### TEXT BLOCK
↓
[Editor's note: This is the second of four excerpts from Marc Edge's new book 'Asper Nation: Canada's Most Dangerous Media Company'.]
Israel Harold "Izzy" Asper was many things at once, a fountain of energy who combined his passions as liberally as he mixed his martinis. He could be ruthless in business and relentless in court, yet charming socially and generous to a fault in his devotion to philanthropy. The chain-smoking, piano-playing jazz aficionado embarked on successive careers, which often overlapped. He was by turns a lawyer, a tax consultant, a university lecturer, a newspaper columnist, a best-selling author, a politician, and finally a businessman. Commerce was a field he came to only in his 40s, but it was where he had his greatest success, making deals and fighting boardroom battles. "Business was much more suited to Asper's unvarnished style," noted a 1996 Maclean's profile. "He is egotistical but unpretentious, and often unguarded. He likes to amuse and to stir the pot." On the campaign trail with Asper in 1972, Globe and Mail reporter Martin O'Malley described him in terms that might have endeared the candidate to some. Others would have found the description derogatory.
Brash. Cocky. Impudent. He is 39, drives a Firebird convertible, wears snappy tweed suits and keeps his hair moderately past his collar. He once earned $200,000 in a peak year as a tax lawyer and consultant, and now he is slugging it out, dipping into his first electoral swim after being criticized for shying away from three previous by-elections since he was elected Liberal leader in October, 1970.
The Globe and Mail's Edward Greenspon saw Asper in 1987 as "a raspy-voiced chain-smoker whose fast-talking and outgoing style turn as many people off as on." Greenspon was obviously energized by the gregarious Winnipegger. He described him in a magazine cover story the following year as "overloaded with energy, charm and brains." Trevor Cole labeled him "a work of entrepreneurial art" in 1991. "When Izzy fixes on a goal, he is like a four-year-old's windup toy racer, moving relentlessly forward, bouncing off obstacles and roaring back, until he achieves it." According to Cole, Asper was "driven by the legacy of a workaholic father . . . who was never satisfied with himself or his sons." The result was a "pitiless" work ethic. "He will work until the dark and corrugated lids of his eyes leave him slits to see through and his voice seems to rise from the centre of the earth," wrote Cole. "Then he'll sleep for a day or more."
↑
(Extracted records)
↓
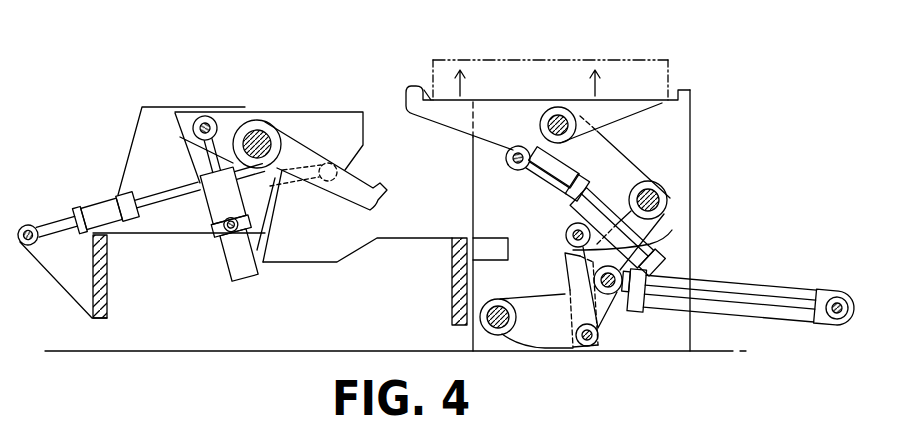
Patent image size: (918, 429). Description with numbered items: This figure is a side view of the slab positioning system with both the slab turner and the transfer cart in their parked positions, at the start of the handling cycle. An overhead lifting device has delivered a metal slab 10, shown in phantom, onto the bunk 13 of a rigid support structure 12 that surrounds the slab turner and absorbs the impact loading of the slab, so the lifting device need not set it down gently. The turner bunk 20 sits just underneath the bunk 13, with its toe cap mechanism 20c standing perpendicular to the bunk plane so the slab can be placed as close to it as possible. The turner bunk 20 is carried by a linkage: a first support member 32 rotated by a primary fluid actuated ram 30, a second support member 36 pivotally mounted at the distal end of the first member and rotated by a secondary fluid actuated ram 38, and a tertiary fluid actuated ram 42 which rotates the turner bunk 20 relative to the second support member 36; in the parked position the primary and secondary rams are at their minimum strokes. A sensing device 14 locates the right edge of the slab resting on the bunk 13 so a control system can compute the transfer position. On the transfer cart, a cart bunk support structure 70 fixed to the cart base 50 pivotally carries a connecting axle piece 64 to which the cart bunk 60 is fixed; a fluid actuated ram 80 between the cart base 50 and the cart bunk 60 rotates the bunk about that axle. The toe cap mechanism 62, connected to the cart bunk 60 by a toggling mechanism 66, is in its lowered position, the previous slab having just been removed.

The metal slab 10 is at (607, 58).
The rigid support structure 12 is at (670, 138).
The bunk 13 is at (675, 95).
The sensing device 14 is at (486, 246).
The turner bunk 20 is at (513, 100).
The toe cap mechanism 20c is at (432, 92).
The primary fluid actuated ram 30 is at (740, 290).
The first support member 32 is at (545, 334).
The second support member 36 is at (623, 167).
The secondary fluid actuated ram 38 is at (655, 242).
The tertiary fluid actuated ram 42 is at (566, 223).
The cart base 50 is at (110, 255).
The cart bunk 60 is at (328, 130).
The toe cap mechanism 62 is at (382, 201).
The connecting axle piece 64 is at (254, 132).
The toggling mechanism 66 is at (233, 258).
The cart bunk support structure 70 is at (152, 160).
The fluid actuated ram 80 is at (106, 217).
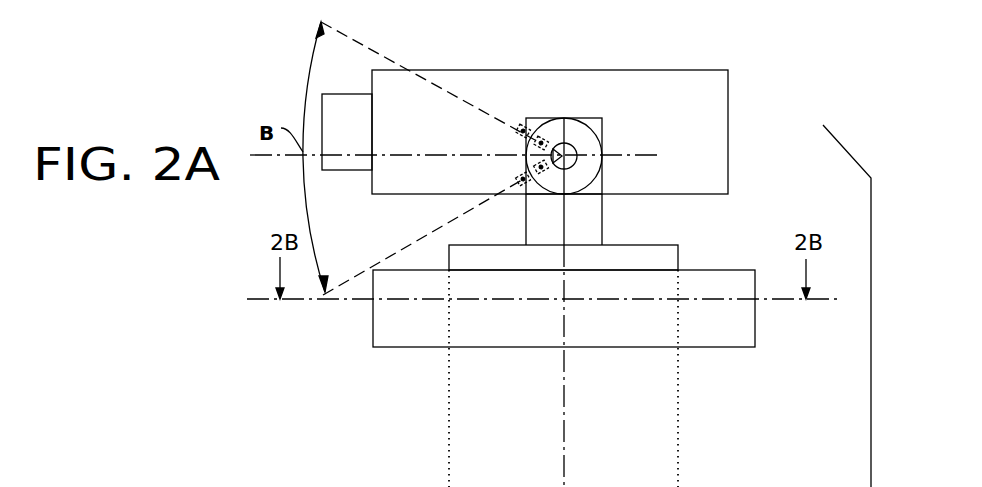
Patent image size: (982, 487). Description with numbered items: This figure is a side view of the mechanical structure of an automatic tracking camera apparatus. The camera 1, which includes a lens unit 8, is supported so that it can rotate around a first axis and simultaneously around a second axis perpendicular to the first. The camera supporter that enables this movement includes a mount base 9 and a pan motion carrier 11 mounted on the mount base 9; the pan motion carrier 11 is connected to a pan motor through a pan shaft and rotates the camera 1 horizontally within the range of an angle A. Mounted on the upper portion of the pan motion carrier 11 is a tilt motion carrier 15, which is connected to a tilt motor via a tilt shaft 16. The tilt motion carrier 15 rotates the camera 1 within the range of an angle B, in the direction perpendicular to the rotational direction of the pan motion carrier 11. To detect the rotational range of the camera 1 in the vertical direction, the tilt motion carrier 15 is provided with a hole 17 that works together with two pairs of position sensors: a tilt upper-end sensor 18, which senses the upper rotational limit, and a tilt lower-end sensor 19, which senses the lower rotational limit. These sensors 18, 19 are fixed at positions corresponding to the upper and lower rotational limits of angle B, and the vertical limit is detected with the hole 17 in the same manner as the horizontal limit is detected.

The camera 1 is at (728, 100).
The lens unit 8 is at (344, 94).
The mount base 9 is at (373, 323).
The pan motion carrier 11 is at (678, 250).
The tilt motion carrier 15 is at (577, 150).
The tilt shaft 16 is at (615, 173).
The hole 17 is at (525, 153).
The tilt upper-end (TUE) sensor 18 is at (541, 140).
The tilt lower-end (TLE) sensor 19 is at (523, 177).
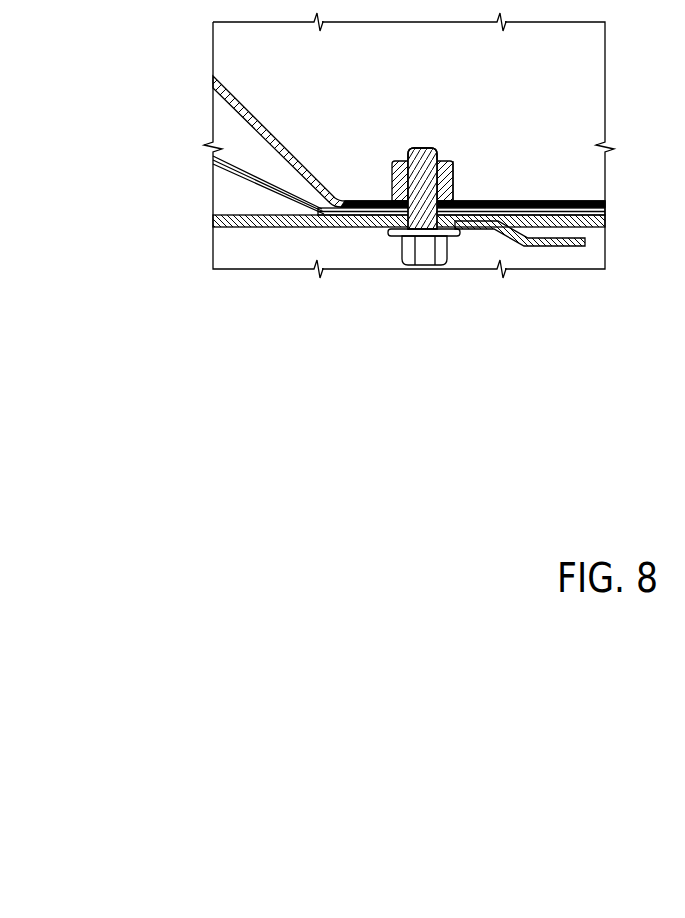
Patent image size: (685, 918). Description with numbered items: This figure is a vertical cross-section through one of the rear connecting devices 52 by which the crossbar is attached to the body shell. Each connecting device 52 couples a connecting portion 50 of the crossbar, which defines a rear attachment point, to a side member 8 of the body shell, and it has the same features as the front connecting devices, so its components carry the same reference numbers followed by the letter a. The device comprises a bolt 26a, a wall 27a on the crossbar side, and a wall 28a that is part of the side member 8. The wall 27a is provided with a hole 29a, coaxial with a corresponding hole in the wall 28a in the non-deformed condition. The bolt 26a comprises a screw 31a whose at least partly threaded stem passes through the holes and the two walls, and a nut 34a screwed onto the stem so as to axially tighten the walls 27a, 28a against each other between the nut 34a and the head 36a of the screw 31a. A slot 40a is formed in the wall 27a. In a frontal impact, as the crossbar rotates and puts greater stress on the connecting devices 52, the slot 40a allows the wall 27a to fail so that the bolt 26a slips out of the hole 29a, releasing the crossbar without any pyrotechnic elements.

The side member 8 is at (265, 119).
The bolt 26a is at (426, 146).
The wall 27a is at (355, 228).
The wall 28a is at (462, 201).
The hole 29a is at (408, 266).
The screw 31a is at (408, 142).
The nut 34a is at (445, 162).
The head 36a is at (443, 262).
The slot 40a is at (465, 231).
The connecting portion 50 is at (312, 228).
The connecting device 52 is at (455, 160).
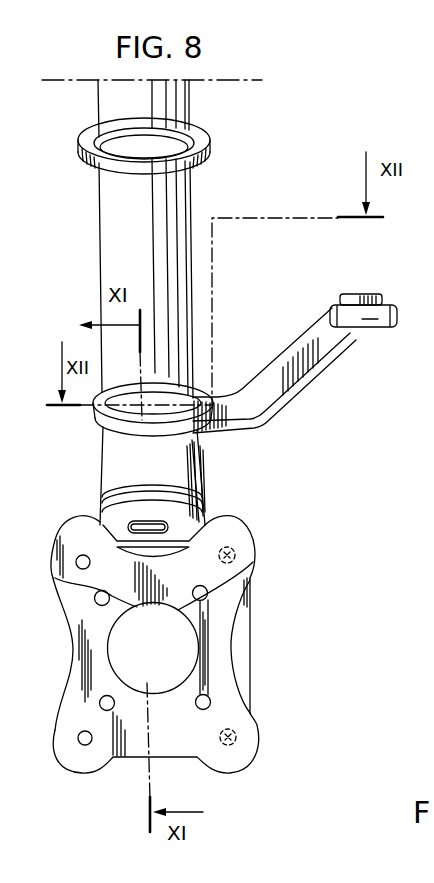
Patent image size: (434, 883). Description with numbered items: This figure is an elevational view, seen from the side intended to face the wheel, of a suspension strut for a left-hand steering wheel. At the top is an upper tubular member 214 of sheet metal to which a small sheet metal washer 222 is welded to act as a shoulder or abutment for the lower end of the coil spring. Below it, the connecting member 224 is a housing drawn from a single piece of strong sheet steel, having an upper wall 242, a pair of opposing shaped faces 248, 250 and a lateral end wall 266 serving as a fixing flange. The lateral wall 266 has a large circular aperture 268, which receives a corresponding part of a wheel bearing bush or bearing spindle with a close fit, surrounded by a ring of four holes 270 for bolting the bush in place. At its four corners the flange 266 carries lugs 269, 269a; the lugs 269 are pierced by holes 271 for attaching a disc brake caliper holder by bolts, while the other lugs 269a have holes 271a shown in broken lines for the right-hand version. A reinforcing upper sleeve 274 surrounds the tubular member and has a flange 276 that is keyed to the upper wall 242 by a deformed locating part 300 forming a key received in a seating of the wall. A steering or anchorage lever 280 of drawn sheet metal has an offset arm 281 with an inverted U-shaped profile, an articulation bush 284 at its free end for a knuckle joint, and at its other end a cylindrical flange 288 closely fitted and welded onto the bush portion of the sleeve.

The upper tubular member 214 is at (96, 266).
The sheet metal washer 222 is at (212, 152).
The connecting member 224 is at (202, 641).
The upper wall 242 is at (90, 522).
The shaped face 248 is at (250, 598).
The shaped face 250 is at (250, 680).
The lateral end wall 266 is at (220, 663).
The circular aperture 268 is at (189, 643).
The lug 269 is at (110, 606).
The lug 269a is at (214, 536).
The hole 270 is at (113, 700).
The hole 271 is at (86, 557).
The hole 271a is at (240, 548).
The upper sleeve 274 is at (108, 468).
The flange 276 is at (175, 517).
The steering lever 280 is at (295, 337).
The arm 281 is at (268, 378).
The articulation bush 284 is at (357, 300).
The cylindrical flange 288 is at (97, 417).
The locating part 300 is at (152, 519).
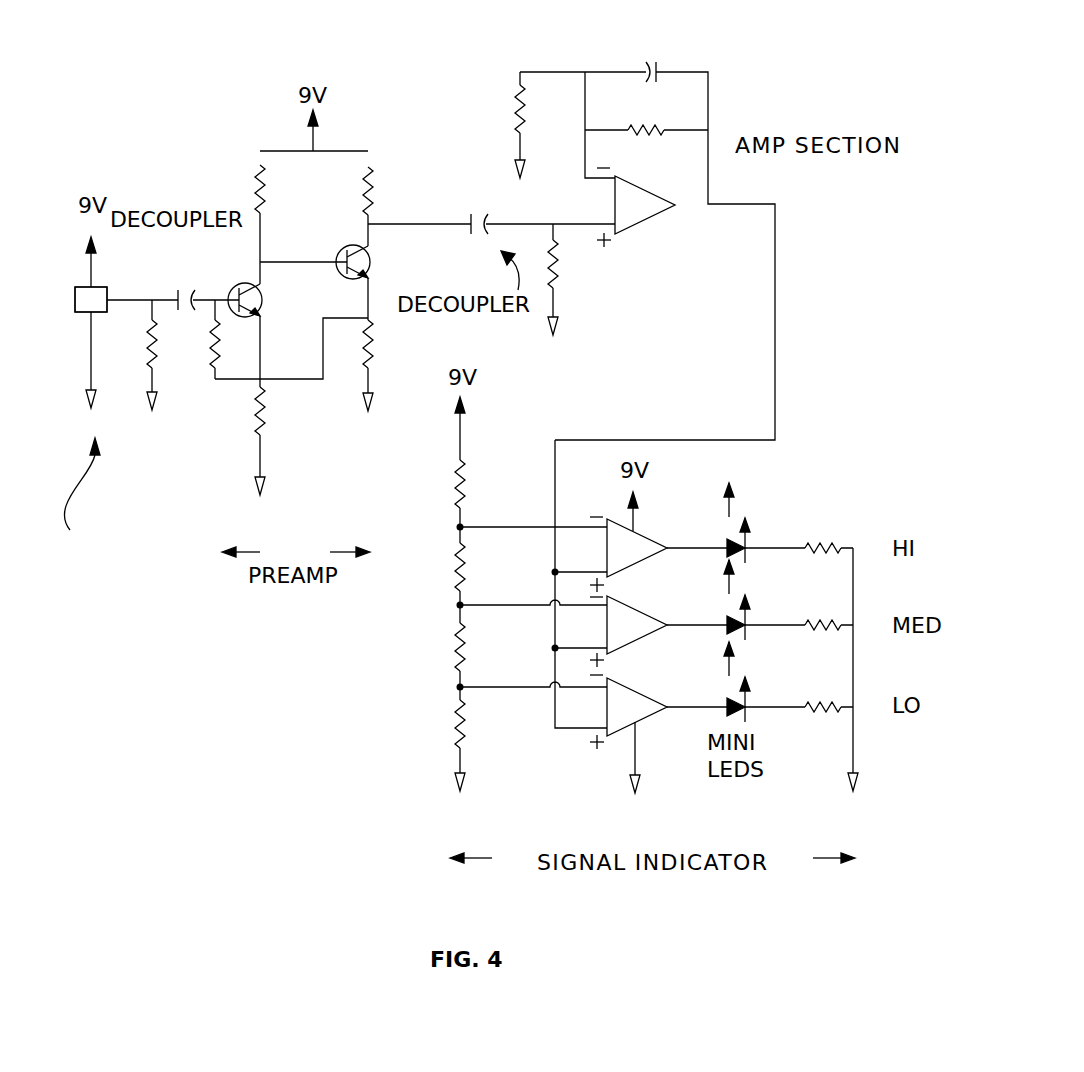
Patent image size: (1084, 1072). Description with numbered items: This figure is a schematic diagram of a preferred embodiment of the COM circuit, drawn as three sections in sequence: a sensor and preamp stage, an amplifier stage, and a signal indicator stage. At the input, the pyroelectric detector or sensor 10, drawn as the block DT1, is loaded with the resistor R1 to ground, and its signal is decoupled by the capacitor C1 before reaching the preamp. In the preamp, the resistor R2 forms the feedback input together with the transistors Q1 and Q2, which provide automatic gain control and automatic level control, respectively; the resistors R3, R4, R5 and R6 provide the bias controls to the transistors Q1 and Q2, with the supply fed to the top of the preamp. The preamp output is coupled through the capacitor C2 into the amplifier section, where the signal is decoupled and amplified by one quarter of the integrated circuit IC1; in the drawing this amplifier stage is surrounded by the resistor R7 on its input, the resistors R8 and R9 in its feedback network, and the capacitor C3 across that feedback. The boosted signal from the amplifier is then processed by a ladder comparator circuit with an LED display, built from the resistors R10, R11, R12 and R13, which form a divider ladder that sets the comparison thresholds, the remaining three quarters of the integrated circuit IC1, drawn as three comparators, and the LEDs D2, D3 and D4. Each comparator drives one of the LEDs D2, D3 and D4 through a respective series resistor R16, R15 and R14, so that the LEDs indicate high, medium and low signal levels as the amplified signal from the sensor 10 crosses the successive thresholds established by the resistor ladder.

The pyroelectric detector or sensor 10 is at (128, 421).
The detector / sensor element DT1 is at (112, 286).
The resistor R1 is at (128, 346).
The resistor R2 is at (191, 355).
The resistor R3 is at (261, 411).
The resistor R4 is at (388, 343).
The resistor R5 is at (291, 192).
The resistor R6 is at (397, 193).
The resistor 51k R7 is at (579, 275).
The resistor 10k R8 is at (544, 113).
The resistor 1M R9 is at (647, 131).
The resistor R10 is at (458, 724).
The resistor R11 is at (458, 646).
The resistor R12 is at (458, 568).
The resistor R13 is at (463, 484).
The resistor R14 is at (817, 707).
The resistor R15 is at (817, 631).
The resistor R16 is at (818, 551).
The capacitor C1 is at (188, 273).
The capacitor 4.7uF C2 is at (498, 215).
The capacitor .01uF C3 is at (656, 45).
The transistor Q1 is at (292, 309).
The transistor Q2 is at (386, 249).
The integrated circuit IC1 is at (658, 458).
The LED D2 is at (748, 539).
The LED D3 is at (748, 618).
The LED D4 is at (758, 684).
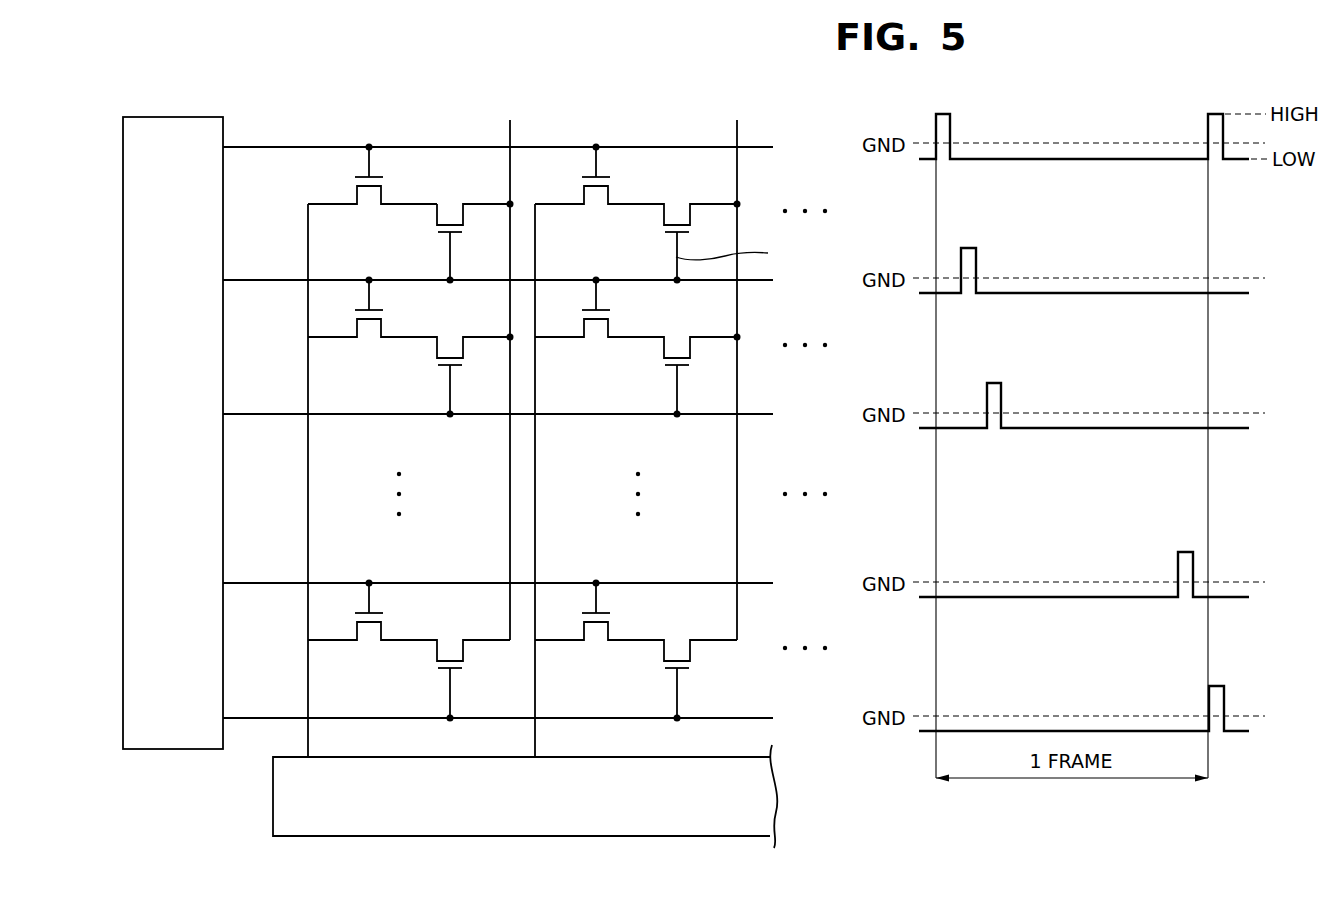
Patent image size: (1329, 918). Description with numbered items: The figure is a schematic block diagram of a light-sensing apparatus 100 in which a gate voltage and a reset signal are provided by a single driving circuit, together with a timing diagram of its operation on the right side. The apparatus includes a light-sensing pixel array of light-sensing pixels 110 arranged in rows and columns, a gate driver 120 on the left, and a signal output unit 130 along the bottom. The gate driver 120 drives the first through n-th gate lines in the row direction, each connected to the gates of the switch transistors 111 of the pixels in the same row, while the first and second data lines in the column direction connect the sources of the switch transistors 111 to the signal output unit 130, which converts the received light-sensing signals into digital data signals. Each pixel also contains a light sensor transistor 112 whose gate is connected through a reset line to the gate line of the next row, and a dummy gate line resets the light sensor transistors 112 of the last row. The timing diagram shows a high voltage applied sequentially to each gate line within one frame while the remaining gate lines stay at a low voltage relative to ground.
↑
### WHAT IS EXPECTED
For each numbered statement, answer yes or no on whether it agrees with the Izzy Asper excerpt, and quote the excerpt's words that decide it. 1. Asper turned to commerce only in his 40s. 2. In his 1972 campaign coverage, Asper is described as driving a Firebird convertible. 3. Greenspon's magazine cover story on Asper ran in 1987.

### RESPONSE BELOW
1. Yes: "Commerce was a field he came to only in his 40s"
2. Yes: "drives a Firebird convertible"
3. No: "He described him in a magazine cover story the following year"